» Problem details: Among the lines below, count those with "title". Give only the number.

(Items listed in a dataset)
-- BEGIN --

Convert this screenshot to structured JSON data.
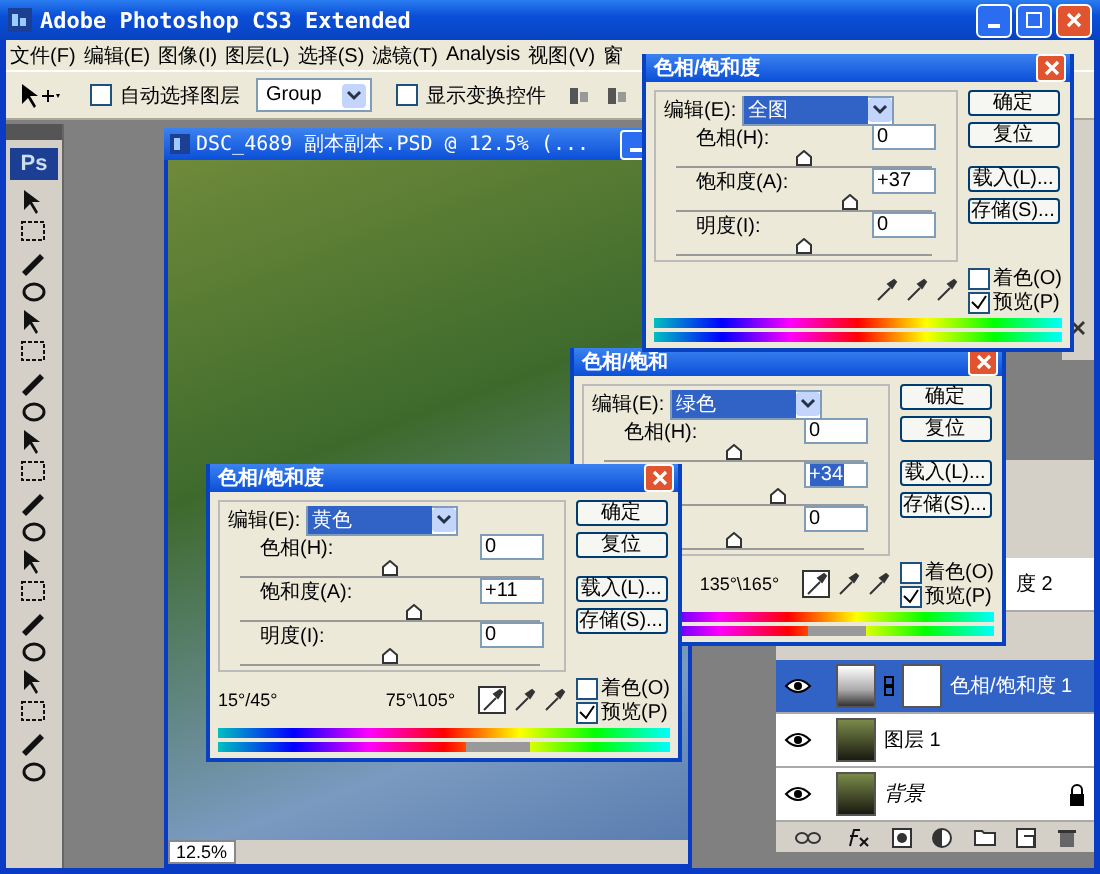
{
  "window": {
    "title": "Adobe Photoshop CS3 Extended"
  },
  "menu": [
    "文件(F)",
    "编辑(E)",
    "图像(I)",
    "图层(L)",
    "选择(S)",
    "滤镜(T)",
    "Analysis",
    "视图(V)",
    "窗"
  ],
  "options_bar": {
    "auto_select": {
      "label": "自动选择图层",
      "checked": false
    },
    "target": "Group",
    "show_transform": {
      "label": "显示变换控件",
      "checked": false
    }
  },
  "toolbox": {
    "logo": "Ps"
  },
  "document": {
    "title": "DSC_4689 副本副本.PSD @ 12.5% (...",
    "zoom": "12.5%"
  },
  "layers": [
    {
      "name": "度 2",
      "selected": false,
      "kind": "partial"
    },
    {
      "name": "色相/饱和度 1",
      "selected": true,
      "kind": "adjustment"
    },
    {
      "name": "图层 1",
      "selected": false,
      "kind": "pixel"
    },
    {
      "name": "背景",
      "selected": false,
      "kind": "background"
    }
  ],
  "dialogs": [
    {
      "title": "色相/饱和度",
      "edit_label": "编辑(E):",
      "edit_value": "全图",
      "sliders": [
        {
          "label": "色相(H):",
          "value": "0",
          "level": 0.5,
          "focused": false
        },
        {
          "label": "饱和度(A):",
          "value": "+37",
          "level": 0.68,
          "focused": false
        },
        {
          "label": "明度(I):",
          "value": "0",
          "level": 0.5,
          "focused": false
        }
      ],
      "buttons": [
        "确定",
        "复位",
        "载入(L)...",
        "存储(S)..."
      ],
      "colorize": {
        "label": "着色(O)",
        "checked": false
      },
      "preview": {
        "label": "预览(P)",
        "checked": true
      }
    },
    {
      "title": "色相/饱和",
      "edit_label": "编辑(E):",
      "edit_value": "绿色",
      "sliders": [
        {
          "label": "色相(H):",
          "value": "0",
          "level": 0.5,
          "focused": false
        },
        {
          "value": "+34",
          "level": 0.67,
          "focused": true
        },
        {
          "value": "0",
          "level": 0.5,
          "focused": false
        }
      ],
      "buttons": [
        "确定",
        "复位",
        "载入(L)...",
        "存储(S)..."
      ],
      "colorize": {
        "label": "着色(O)",
        "checked": false
      },
      "preview": {
        "label": "预览(P)",
        "checked": true
      },
      "ranges": [
        "135°\\165°"
      ]
    },
    {
      "title": "色相/饱和度",
      "edit_label": "编辑(E):",
      "edit_value": "黄色",
      "sliders": [
        {
          "label": "色相(H):",
          "value": "0",
          "level": 0.5,
          "focused": false
        },
        {
          "label": "饱和度(A):",
          "value": "+11",
          "level": 0.58,
          "focused": false
        },
        {
          "label": "明度(I):",
          "value": "0",
          "level": 0.5,
          "focused": false
        }
      ],
      "buttons": [
        "确定",
        "复位",
        "载入(L)...",
        "存储(S)..."
      ],
      "colorize": {
        "label": "着色(O)",
        "checked": false
      },
      "preview": {
        "label": "预览(P)",
        "checked": true
      },
      "ranges": [
        "15°/45°",
        "75°\\105°"
      ]
    }
  ]
}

-- END --

» The completed task: 5